The exercise. Scan the entries below for the word "государственного". Copy each line that has it.

# # # # # # #

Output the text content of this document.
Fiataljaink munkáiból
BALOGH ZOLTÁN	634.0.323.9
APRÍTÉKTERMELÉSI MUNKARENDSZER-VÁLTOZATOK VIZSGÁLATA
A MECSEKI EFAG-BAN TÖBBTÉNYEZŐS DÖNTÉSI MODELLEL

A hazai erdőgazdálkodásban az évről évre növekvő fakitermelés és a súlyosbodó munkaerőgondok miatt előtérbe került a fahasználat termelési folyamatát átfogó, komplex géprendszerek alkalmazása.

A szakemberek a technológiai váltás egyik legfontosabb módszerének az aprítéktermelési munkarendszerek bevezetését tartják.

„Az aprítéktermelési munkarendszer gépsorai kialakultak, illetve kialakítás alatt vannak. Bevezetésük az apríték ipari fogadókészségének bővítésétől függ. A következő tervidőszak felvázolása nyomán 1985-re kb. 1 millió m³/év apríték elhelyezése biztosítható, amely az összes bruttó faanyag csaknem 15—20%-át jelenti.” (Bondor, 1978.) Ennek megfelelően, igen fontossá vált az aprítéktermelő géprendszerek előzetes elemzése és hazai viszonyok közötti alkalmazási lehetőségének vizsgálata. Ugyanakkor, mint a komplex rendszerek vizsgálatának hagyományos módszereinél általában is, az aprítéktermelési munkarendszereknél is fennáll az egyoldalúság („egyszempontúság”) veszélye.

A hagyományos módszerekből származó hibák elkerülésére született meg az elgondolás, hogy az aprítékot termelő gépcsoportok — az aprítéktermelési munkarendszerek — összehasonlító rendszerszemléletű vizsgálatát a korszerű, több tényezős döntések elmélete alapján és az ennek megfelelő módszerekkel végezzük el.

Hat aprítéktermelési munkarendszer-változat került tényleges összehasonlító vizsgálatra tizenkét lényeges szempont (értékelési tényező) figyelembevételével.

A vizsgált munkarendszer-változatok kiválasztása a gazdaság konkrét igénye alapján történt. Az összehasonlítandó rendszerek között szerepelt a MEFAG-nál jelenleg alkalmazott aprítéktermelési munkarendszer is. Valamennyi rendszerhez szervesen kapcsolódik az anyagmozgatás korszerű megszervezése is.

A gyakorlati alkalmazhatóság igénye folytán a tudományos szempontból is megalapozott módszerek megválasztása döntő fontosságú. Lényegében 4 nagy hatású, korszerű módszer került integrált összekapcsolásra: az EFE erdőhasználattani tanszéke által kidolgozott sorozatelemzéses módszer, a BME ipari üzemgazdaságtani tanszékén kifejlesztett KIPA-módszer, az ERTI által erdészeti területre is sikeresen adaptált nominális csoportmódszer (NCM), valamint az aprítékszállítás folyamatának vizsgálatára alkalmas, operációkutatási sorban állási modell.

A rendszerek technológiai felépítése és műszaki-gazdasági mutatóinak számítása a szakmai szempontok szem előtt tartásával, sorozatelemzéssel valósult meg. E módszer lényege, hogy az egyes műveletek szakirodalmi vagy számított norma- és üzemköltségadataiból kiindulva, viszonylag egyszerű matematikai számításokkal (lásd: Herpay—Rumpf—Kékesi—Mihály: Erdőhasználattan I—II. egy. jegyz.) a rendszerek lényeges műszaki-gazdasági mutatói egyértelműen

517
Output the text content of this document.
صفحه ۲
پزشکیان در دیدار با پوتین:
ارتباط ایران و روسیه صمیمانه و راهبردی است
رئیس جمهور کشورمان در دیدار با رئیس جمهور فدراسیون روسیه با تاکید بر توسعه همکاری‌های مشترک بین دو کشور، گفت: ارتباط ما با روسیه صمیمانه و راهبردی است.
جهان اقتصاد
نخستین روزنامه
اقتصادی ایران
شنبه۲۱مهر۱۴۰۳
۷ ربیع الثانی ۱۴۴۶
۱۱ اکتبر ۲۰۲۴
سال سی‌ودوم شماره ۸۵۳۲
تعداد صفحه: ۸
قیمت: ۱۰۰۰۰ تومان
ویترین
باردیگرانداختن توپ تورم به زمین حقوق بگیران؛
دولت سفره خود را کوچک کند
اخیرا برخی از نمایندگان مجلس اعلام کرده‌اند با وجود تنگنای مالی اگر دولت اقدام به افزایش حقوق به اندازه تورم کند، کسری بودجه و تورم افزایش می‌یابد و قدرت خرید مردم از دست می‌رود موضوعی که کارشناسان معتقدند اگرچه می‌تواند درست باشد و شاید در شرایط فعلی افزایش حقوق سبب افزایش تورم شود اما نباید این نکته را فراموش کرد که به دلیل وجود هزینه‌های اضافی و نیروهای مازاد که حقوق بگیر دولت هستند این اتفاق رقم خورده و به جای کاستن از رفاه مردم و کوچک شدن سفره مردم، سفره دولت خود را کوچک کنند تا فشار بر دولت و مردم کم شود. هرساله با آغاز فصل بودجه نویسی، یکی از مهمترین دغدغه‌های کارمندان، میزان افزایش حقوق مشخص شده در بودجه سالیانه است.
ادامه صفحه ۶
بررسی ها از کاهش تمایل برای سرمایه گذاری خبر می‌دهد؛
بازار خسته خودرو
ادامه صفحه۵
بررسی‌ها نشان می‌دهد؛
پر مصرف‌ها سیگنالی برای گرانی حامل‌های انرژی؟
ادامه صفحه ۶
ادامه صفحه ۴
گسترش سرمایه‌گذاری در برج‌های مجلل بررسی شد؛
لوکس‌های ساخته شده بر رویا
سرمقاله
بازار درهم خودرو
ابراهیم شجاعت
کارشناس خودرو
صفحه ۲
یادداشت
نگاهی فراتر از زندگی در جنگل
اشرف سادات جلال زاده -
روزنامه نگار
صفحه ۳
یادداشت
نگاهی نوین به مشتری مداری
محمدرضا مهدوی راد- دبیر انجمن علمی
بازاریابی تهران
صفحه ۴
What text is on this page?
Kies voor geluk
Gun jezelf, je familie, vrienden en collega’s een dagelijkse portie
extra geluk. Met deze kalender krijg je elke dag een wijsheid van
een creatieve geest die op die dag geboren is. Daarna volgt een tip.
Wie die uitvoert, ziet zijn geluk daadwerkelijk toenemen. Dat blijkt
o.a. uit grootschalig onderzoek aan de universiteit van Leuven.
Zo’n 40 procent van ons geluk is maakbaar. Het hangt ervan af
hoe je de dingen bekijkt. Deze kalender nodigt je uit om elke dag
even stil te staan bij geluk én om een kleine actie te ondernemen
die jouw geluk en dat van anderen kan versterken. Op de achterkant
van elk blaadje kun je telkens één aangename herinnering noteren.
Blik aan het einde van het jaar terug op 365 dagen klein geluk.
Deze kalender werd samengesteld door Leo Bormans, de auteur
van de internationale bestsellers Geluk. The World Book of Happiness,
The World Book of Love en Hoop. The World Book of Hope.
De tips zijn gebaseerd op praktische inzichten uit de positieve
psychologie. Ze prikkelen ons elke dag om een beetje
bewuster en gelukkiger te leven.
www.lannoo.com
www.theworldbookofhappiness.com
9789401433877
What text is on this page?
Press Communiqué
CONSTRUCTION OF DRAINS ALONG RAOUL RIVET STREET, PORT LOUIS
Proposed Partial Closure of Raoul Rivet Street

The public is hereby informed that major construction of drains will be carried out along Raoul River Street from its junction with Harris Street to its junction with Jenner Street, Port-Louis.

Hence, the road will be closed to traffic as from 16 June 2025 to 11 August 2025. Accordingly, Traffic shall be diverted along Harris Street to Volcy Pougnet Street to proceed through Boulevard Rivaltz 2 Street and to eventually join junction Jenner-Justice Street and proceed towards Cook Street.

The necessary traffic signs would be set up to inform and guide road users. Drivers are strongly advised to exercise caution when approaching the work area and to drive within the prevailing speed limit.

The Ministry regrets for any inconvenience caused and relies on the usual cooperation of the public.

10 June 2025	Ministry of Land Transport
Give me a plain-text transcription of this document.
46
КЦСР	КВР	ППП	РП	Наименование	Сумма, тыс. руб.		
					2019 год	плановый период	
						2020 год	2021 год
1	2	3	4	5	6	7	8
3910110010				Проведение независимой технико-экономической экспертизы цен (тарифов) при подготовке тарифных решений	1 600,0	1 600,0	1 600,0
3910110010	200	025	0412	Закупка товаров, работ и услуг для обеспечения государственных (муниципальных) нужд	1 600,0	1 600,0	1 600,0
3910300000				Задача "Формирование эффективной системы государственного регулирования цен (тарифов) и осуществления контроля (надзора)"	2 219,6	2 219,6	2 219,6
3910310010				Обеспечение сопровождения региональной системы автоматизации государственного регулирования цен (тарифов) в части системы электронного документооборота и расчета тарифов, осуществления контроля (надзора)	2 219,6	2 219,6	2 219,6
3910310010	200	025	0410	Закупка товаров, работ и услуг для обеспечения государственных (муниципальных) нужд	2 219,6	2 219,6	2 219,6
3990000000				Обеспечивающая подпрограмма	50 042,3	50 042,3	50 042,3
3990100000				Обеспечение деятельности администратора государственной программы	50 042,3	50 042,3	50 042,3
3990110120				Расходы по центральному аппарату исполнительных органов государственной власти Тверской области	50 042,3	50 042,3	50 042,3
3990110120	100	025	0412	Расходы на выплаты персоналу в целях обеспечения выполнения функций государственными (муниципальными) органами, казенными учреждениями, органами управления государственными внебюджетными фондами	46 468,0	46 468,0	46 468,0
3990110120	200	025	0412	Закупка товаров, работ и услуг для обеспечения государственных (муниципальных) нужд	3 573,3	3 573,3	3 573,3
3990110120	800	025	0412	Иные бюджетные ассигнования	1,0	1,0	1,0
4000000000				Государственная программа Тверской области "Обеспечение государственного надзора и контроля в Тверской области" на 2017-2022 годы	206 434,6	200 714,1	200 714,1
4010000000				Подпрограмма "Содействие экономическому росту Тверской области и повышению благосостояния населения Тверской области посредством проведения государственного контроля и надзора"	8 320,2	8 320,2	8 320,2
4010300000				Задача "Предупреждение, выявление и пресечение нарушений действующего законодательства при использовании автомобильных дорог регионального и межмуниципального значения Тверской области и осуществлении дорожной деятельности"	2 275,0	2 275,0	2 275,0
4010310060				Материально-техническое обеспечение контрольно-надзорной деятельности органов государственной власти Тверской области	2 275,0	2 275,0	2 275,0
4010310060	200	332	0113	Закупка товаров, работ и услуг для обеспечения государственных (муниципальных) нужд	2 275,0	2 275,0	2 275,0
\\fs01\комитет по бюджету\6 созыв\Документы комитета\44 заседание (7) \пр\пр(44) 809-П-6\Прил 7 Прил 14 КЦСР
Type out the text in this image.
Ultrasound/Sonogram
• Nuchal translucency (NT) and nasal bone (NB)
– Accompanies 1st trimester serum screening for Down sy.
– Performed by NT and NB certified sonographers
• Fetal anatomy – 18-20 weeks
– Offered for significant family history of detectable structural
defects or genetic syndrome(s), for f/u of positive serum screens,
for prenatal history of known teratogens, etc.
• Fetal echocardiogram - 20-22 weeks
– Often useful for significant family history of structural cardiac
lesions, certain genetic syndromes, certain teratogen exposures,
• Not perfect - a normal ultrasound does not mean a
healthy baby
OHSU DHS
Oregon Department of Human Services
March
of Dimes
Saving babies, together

# # # # # # #

Exercise output.
3910300000				Задача "Формирование эффективной системы государственного регулирования цен (тарифов) и осуществления контроля (надзора)"	2 219,6	2 219,6	2 219,6
3910310010				Обеспечение сопровождения региональной системы автоматизации государственного регулирования цен (тарифов) в части системы электронного документооборота и расчета тарифов, осуществления контроля (надзора)	2 219,6	2 219,6	2 219,6
4000000000				Государственная программа Тверской области "Обеспечение государственного надзора и контроля в Тверской области" на 2017-2022 годы	206 434,6	200 714,1	200 714,1
4010000000				Подпрограмма "Содействие экономическому росту Тверской области и повышению благосостояния населения Тверской области посредством проведения государственного контроля и надзора"	8 320,2	8 320,2	8 320,2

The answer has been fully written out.